[Start Dataset records]
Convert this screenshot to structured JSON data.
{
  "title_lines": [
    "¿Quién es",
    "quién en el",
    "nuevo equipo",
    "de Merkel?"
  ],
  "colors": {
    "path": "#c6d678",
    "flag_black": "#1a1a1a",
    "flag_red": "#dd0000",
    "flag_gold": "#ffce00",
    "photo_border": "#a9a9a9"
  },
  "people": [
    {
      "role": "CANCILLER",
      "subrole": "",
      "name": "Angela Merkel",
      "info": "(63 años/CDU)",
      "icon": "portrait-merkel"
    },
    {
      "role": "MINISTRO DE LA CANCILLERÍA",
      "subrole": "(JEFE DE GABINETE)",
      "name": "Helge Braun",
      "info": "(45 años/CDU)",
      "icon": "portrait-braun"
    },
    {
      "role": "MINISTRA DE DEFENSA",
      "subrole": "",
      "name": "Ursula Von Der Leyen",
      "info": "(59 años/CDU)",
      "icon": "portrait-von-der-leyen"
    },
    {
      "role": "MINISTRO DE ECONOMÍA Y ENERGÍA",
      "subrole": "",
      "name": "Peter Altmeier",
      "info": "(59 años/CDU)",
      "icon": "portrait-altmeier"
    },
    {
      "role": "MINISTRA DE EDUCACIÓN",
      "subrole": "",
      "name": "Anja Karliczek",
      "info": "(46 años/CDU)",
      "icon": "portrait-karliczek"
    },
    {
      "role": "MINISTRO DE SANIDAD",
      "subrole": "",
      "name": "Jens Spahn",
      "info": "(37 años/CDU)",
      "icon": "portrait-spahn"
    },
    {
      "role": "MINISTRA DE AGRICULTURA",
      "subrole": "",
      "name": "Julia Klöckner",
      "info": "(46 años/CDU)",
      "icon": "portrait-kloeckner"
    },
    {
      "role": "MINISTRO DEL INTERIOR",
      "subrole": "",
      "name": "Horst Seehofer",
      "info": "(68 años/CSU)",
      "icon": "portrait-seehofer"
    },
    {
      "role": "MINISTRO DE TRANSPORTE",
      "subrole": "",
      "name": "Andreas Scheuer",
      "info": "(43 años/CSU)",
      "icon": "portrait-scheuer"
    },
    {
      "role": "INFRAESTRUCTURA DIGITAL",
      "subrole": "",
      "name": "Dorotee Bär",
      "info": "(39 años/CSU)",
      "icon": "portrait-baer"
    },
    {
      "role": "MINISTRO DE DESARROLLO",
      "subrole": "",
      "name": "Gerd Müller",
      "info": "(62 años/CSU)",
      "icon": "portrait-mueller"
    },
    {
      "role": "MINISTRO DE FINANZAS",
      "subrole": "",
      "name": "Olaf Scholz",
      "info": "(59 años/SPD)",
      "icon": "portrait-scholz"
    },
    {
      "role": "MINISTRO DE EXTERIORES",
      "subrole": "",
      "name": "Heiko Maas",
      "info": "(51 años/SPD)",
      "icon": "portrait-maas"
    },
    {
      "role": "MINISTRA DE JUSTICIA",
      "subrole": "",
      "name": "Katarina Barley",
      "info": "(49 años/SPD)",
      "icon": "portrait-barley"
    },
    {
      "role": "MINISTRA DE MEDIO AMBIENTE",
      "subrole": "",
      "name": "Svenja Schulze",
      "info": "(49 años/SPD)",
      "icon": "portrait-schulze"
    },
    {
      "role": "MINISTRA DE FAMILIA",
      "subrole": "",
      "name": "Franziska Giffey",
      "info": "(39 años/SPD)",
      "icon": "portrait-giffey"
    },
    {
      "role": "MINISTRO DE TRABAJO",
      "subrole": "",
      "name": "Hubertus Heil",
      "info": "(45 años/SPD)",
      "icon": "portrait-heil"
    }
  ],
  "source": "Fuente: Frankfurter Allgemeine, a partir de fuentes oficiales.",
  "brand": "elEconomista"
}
[End Dataset records]
What is the number of lines above that contain the string "MINISTRA"? Answer with the number alone.

Finished task.
6